* [Task prompt]
Wherever a line holds the string "amal", copy that line.

►

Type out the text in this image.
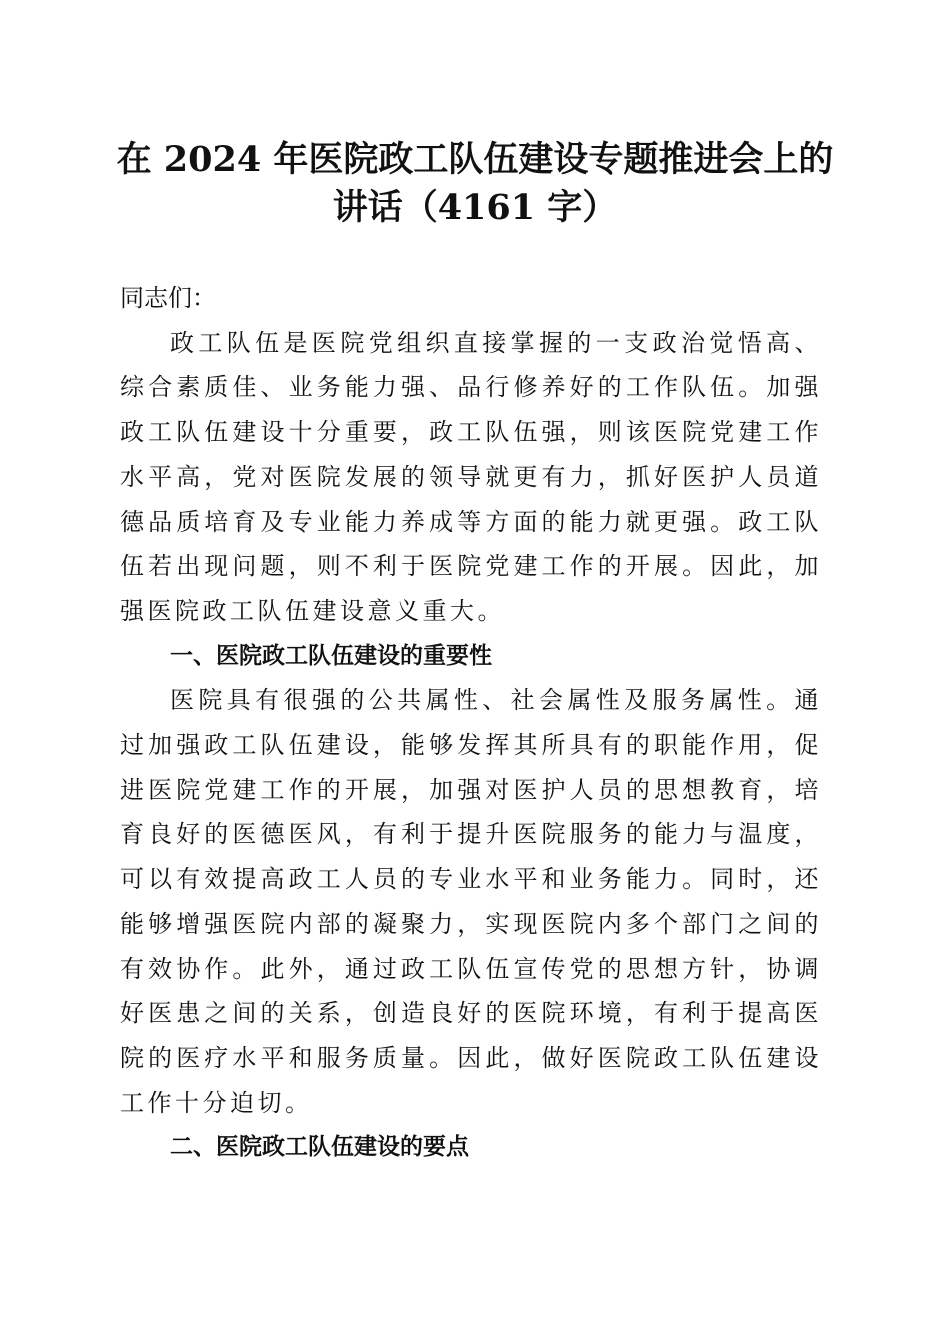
在 2024 年医院政工队伍建设专题推进会上的
讲话（4161 字）

同志们：

政工队伍是医院党组织直接掌握的一支政治觉悟高、综合素质佳、业务能力强、品行修养好的工作队伍。加强政工队伍建设十分重要，政工队伍强，则该医院党建工作水平高，党对医院发展的领导就更有力，抓好医护人员道德品质培育及专业能力养成等方面的能力就更强。政工队伍若出现问题，则不利于医院党建工作的开展。因此，加强医院政工队伍建设意义重大。

一、医院政工队伍建设的重要性

医院具有很强的公共属性、社会属性及服务属性。通过加强政工队伍建设，能够发挥其所具有的职能作用，促进医院党建工作的开展，加强对医护人员的思想教育，培育良好的医德医风，有利于提升医院服务的能力与温度，可以有效提高政工人员的专业水平和业务能力。同时，还能够增强医院内部的凝聚力，实现医院内多个部门之间的有效协作。此外，通过政工队伍宣传党的思想方针，协调好医患之间的关系，创造良好的医院环境，有利于提高医院的医疗水平和服务质量。因此，做好医院政工队伍建设工作十分迫切。

二、医院政工队伍建设的要点
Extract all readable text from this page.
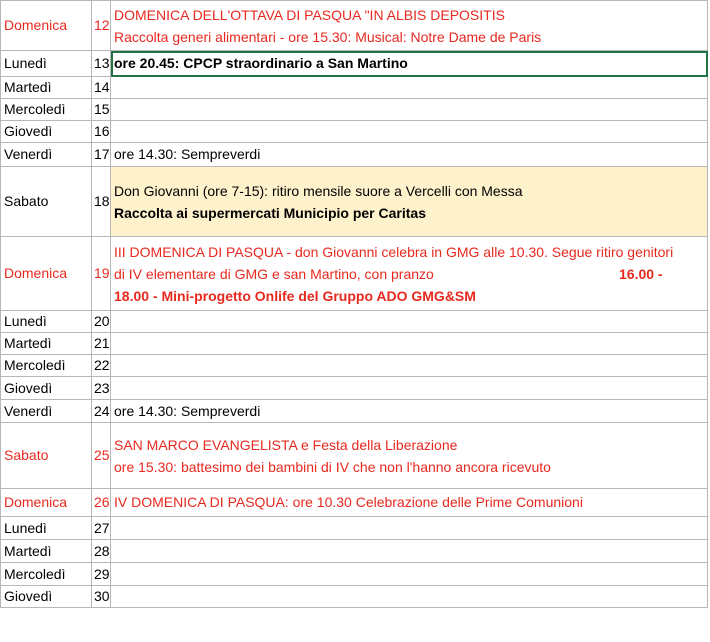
Domenica	12	DOMENICA DELL'OTTAVA DI PASQUA "IN ALBIS DEPOSITIS
Raccolta generi alimentari - ore 15.30: Musical: Notre Dame de Paris

Lunedì	13	ore 20.45: CPCP straordinario a San Martino
Martedì	14	
Mercoledì	15	
Giovedì	16	
Venerdì	17	ore 14.30: Sempreverdi
Sabato	18	Don Giovanni (ore 7-15): ritiro mensile suore a Vercelli con Messa
Raccolta ai supermercati Municipio per Caritas

Domenica	19	III DOMENICA DI PASQUA - don Giovanni celebra in GMG alle 10.30. Segue ritiro genitori
di IV elementare di GMG e san Martino, con pranzo 16.00 -
18.00 - Mini-progetto Onlife del Gruppo ADO GMG&SM

Lunedì	20	
Martedì	21	
Mercoledì	22	
Giovedì	23	
Venerdì	24	ore 14.30: Sempreverdi
Sabato	25	SAN MARCO EVANGELISTA e Festa della Liberazione
ore 15.30: battesimo dei bambini di IV che non l'hanno ancora ricevuto

Domenica	26	IV DOMENICA DI PASQUA: ore 10.30 Celebrazione delle Prime Comunioni
Lunedì	27	
Martedì	28	
Mercoledì	29	
Giovedì	30	
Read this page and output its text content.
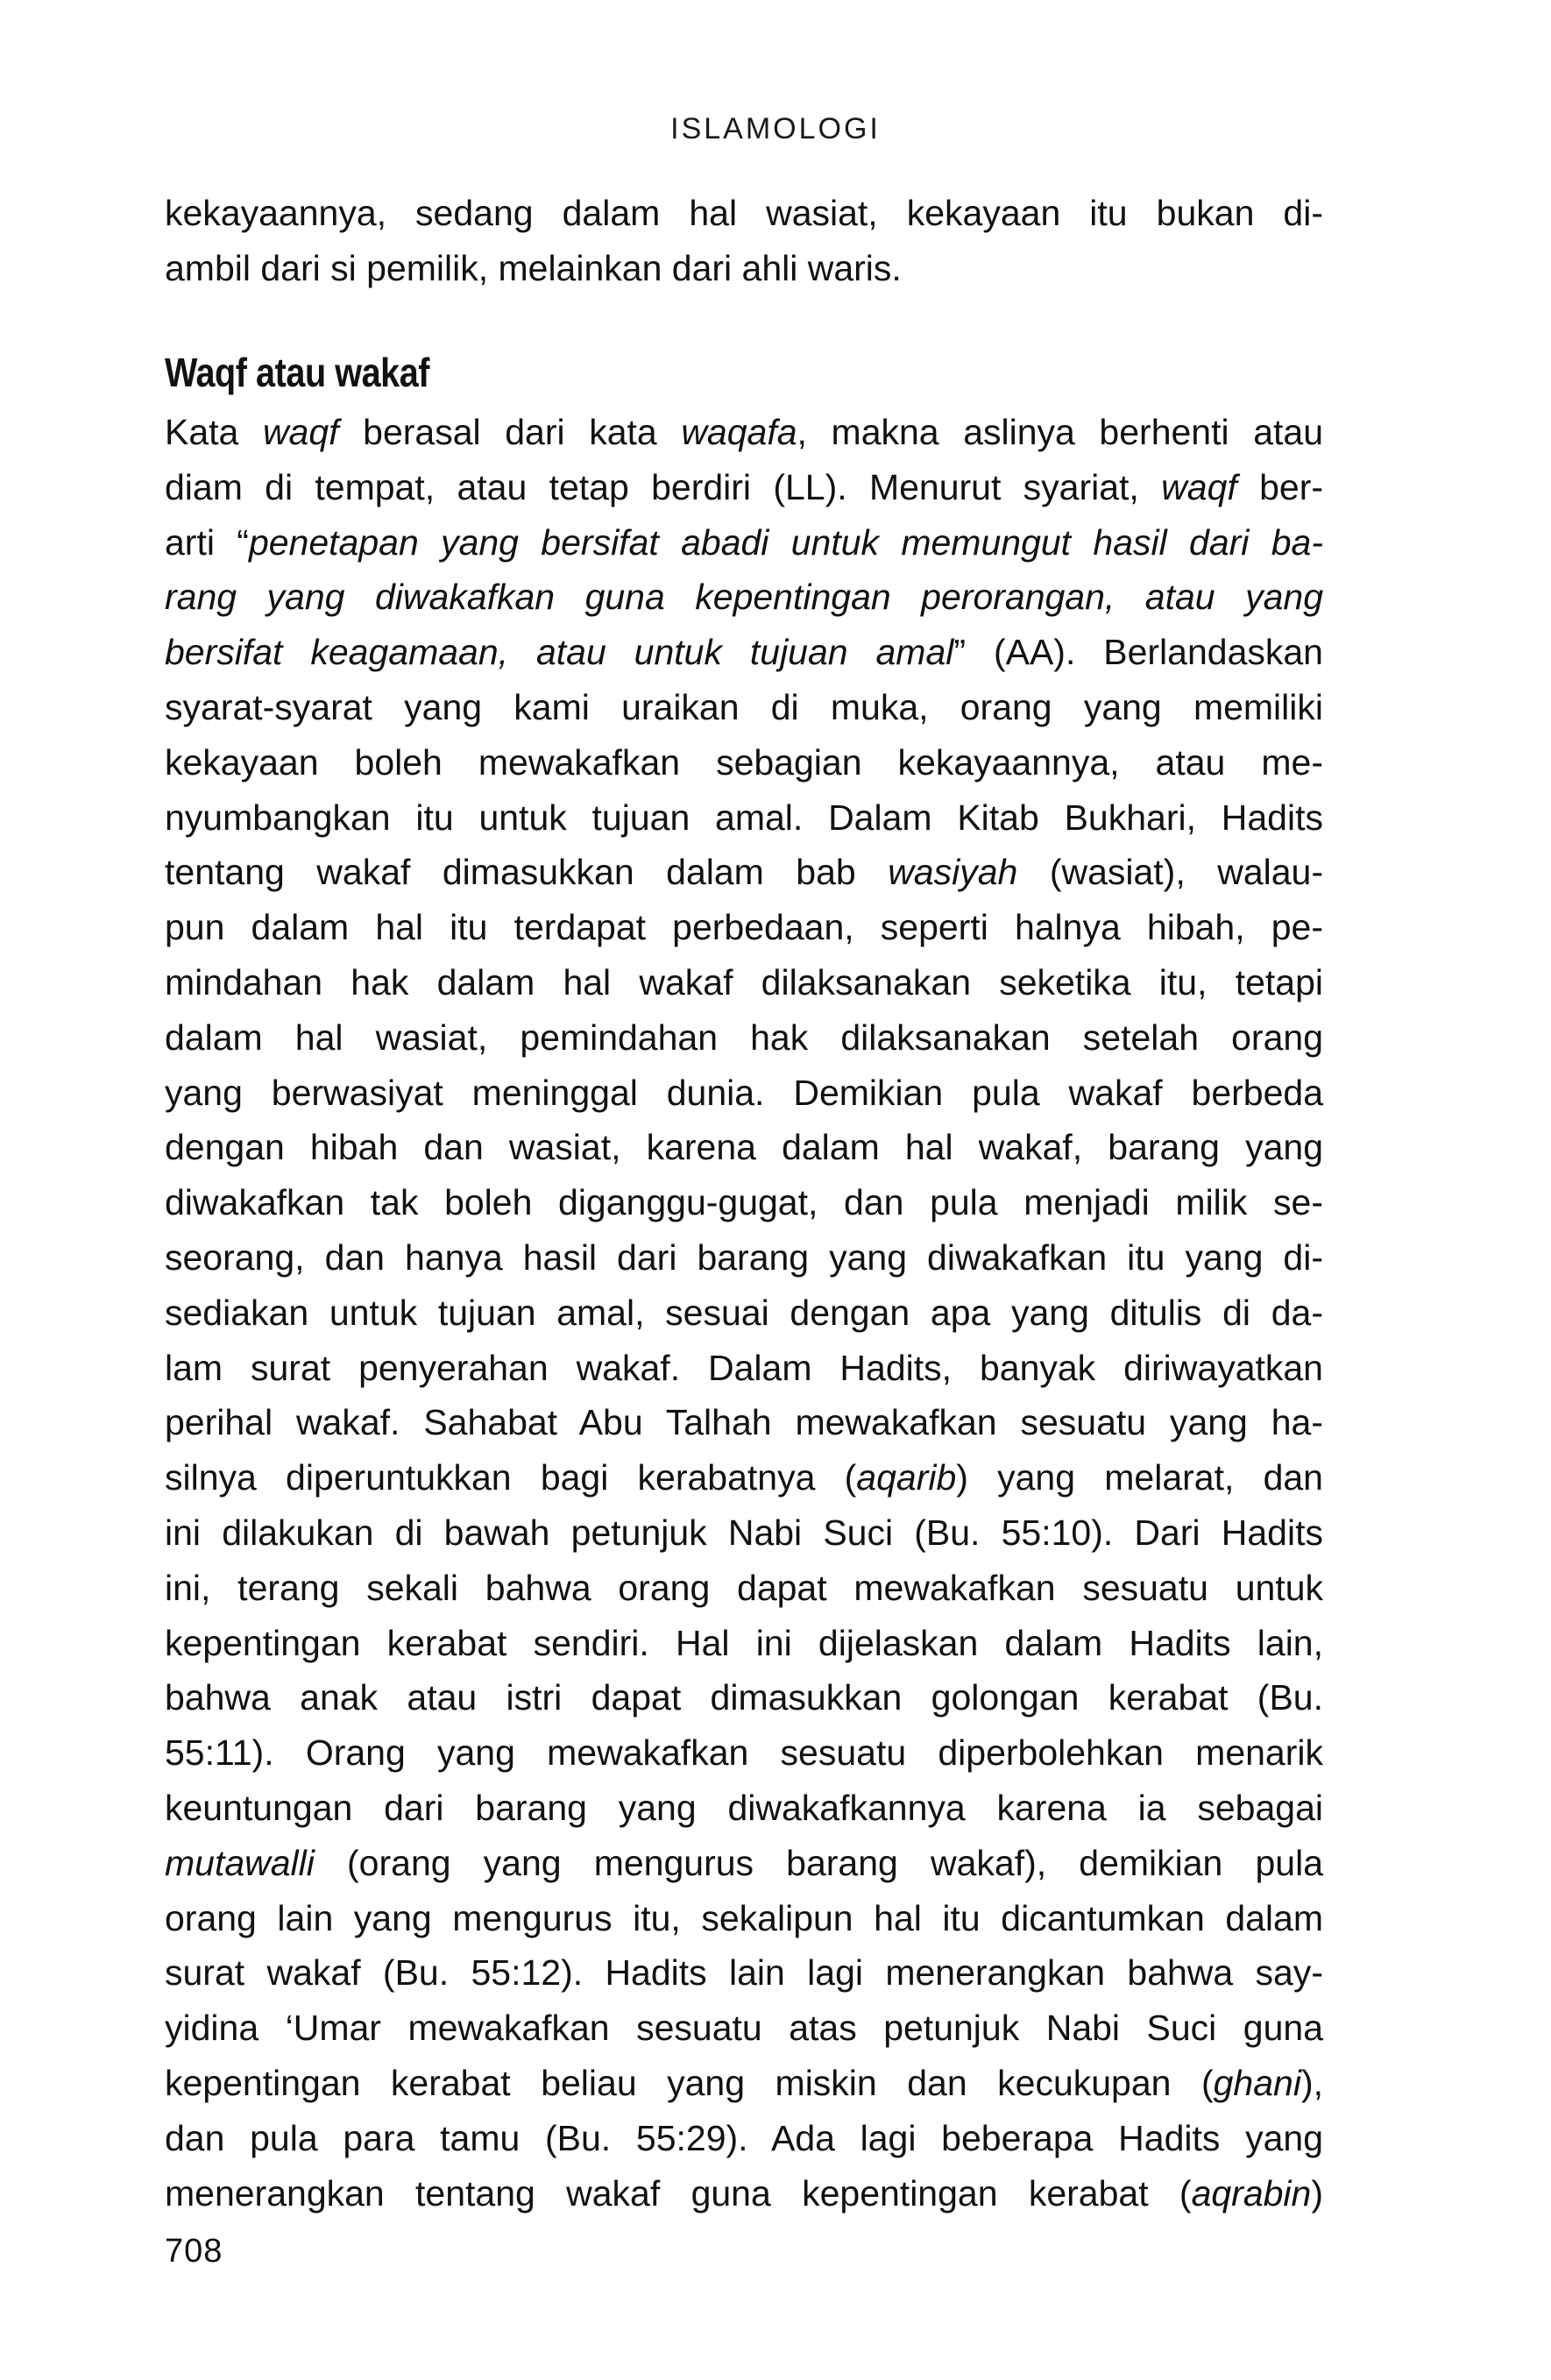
ISLAMOLOGI
kekayaannya, sedang dalam hal wasiat, kekayaan itu bukan di-
ambil dari si pemilik, melainkan dari ahli waris.
Waqf atau wakaf
Kata waqf berasal dari kata waqafa, makna aslinya berhenti atau
diam di tempat, atau tetap berdiri (LL). Menurut syariat, waqf ber-
arti “penetapan yang bersifat abadi untuk memungut hasil dari ba-
rang yang diwakafkan guna kepentingan perorangan, atau yang
bersifat keagamaan, atau untuk tujuan amal” (AA). Berlandaskan
syarat-syarat yang kami uraikan di muka, orang yang memiliki
kekayaan boleh mewakafkan sebagian kekayaannya, atau me-
nyumbangkan itu untuk tujuan amal. Dalam Kitab Bukhari, Hadits
tentang wakaf dimasukkan dalam bab wasiyah (wasiat), walau-
pun dalam hal itu terdapat perbedaan, seperti halnya hibah, pe-
mindahan hak dalam hal wakaf dilaksanakan seketika itu, tetapi
dalam hal wasiat, pemindahan hak dilaksanakan setelah orang
yang berwasiyat meninggal dunia. Demikian pula wakaf berbeda
dengan hibah dan wasiat, karena dalam hal wakaf, barang yang
diwakafkan tak boleh diganggu-gugat, dan pula menjadi milik se-
seorang, dan hanya hasil dari barang yang diwakafkan itu yang di-
sediakan untuk tujuan amal, sesuai dengan apa yang ditulis di da-
lam surat penyerahan wakaf. Dalam Hadits, banyak diriwayatkan
perihal wakaf. Sahabat Abu Talhah mewakafkan sesuatu yang ha-
silnya diperuntukkan bagi kerabatnya (aqarib) yang melarat, dan
ini dilakukan di bawah petunjuk Nabi Suci (Bu. 55:10). Dari Hadits
ini, terang sekali bahwa orang dapat mewakafkan sesuatu untuk
kepentingan kerabat sendiri. Hal ini dijelaskan dalam Hadits lain,
bahwa anak atau istri dapat dimasukkan golongan kerabat (Bu.
55:11). Orang yang mewakafkan sesuatu diperbolehkan menarik
keuntungan dari barang yang diwakafkannya karena ia sebagai
mutawalli (orang yang mengurus barang wakaf), demikian pula
orang lain yang mengurus itu, sekalipun hal itu dicantumkan dalam
surat wakaf (Bu. 55:12). Hadits lain lagi menerangkan bahwa say-
yidina ‘Umar mewakafkan sesuatu atas petunjuk Nabi Suci guna
kepentingan kerabat beliau yang miskin dan kecukupan (ghani),
dan pula para tamu (Bu. 55:29). Ada lagi beberapa Hadits yang
menerangkan tentang wakaf guna kepentingan kerabat (aqrabin)
708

◄

* [Response]
bersifat keagamaan, atau untuk tujuan amal” (AA). Berlandaskan
nyumbangkan itu untuk tujuan amal. Dalam Kitab Bukhari, Hadits
sediakan untuk tujuan amal, sesuai dengan apa yang ditulis di da-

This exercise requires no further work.